— Start of Given data —

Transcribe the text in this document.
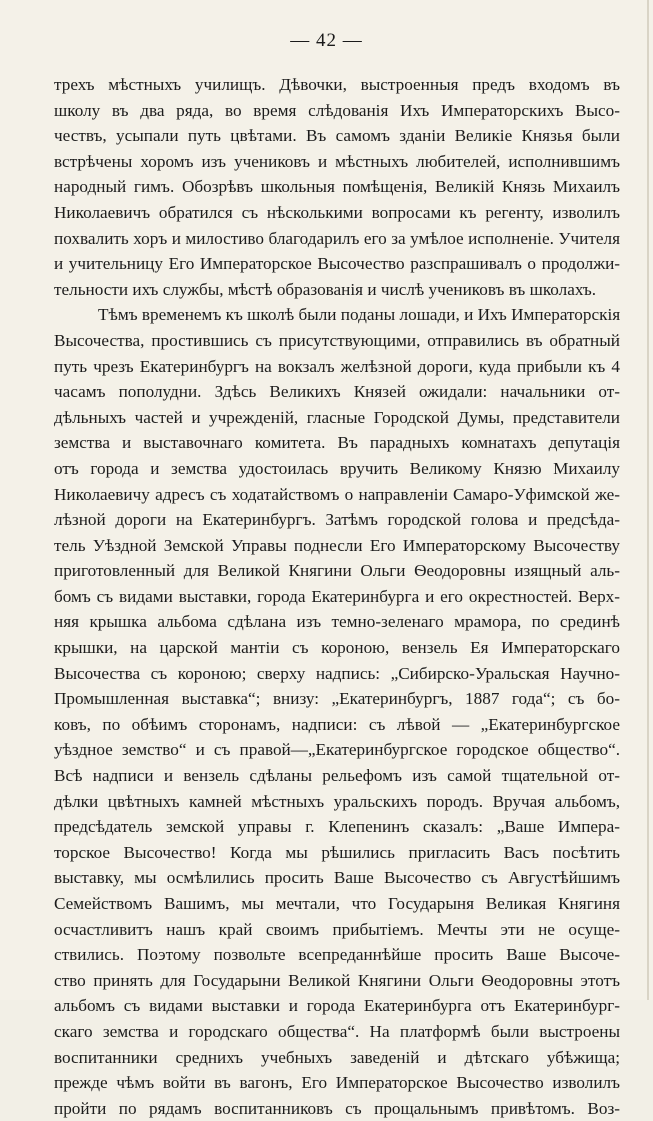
— 42 —
трехъ мѣстныхъ училищъ. Дѣвочки, выстроенныя предъ входомъ въ
школу въ два ряда, во время слѣдованія Ихъ Императорскихъ Высо-
чествъ, усыпали путь цвѣтами. Въ самомъ зданіи Великіе Князья были
встрѣчены хоромъ изъ учениковъ и мѣстныхъ любителей, исполнившимъ
народный гимъ. Обозрѣвъ школьныя помѣщенія, Великій Князь Михаилъ
Николаевичъ обратился съ нѣсколькими вопросами къ регенту, изволилъ
похвалить хоръ и милостиво благодарилъ его за умѣлое исполненіе. Учителя
и учительницу Его Императорское Высочество разспрашивалъ о продолжи-
тельности ихъ службы, мѣстѣ образованія и числѣ учениковъ въ школахъ.
Тѣмъ временемъ къ школѣ были поданы лошади, и Ихъ Императорскія
Высочества, простившись съ присутствующими, отправились въ обратный
путь чрезъ Екатеринбургъ на вокзалъ желѣзной дороги, куда прибыли къ 4
часамъ пополудни. Здѣсь Великихъ Князей ожидали: начальники от-
дѣльныхъ частей и учрежденій, гласные Городской Думы, представители
земства и выставочнаго комитета. Въ парадныхъ комнатахъ депутація
отъ города и земства удостоилась вручить Великому Князю Михаилу
Николаевичу адресъ съ ходатайствомъ о направленіи Самаро-Уфимской же-
лѣзной дороги на Екатеринбургъ. Затѣмъ городской голова и предсѣда-
тель Уѣздной Земской Управы поднесли Его Императорскому Высочеству
приготовленный для Великой Княгини Ольги Ѳеодоровны изящный аль-
бомъ съ видами выставки, города Екатеринбурга и его окрестностей. Верх-
няя крышка альбома сдѣлана изъ темно-зеленаго мрамора, по срединѣ
крышки, на царской мантіи съ короною, вензель Ея Императорскаго
Высочества съ короною; сверху надпись: „Сибирско-Уральская Научно-
Промышленная выставка“; внизу: „Екатеринбургъ, 1887 года“; съ бо-
ковъ, по обѣимъ сторонамъ, надписи: съ лѣвой — „Екатеринбургское
уѣздное земство“ и съ правой—„Екатеринбургское городское общество“.
Всѣ надписи и вензель сдѣланы рельефомъ изъ самой тщательной от-
дѣлки цвѣтныхъ камней мѣстныхъ уральскихъ породъ. Вручая альбомъ,
предсѣдатель земской управы г. Клепенинъ сказалъ: „Ваше Импера-
торское Высочество! Когда мы рѣшились пригласить Васъ посѣтить
выставку, мы осмѣлились просить Ваше Высочество съ Августѣйшимъ
Семействомъ Вашимъ, мы мечтали, что Государыня Великая Княгиня
осчастливитъ нашъ край своимъ прибытіемъ. Мечты эти не осуще-
ствились. Поэтому позвольте всепреданнѣйше просить Ваше Высоче-
ство принять для Государыни Великой Княгини Ольги Ѳеодоровны этотъ
альбомъ съ видами выставки и города Екатеринбурга отъ Екатеринбург-
скаго земства и городскаго общества“. На платформѣ были выстроены
воспитанники среднихъ учебныхъ заведеній и дѣтскаго убѣжища;
прежде чѣмъ войти въ вагонъ, Его Императорское Высочество изволилъ
пройти по рядамъ воспитанниковъ съ прощальнымъ привѣтомъ. Воз-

— End of Given data —

Problem statement
In the lines above, find each one with "путь" and list it.

Problem solution
чествъ, усыпали путь цвѣтами. Въ самомъ зданіи Великіе Князья были
путь чрезъ Екатеринбургъ на вокзалъ желѣзной дороги, куда прибыли къ 4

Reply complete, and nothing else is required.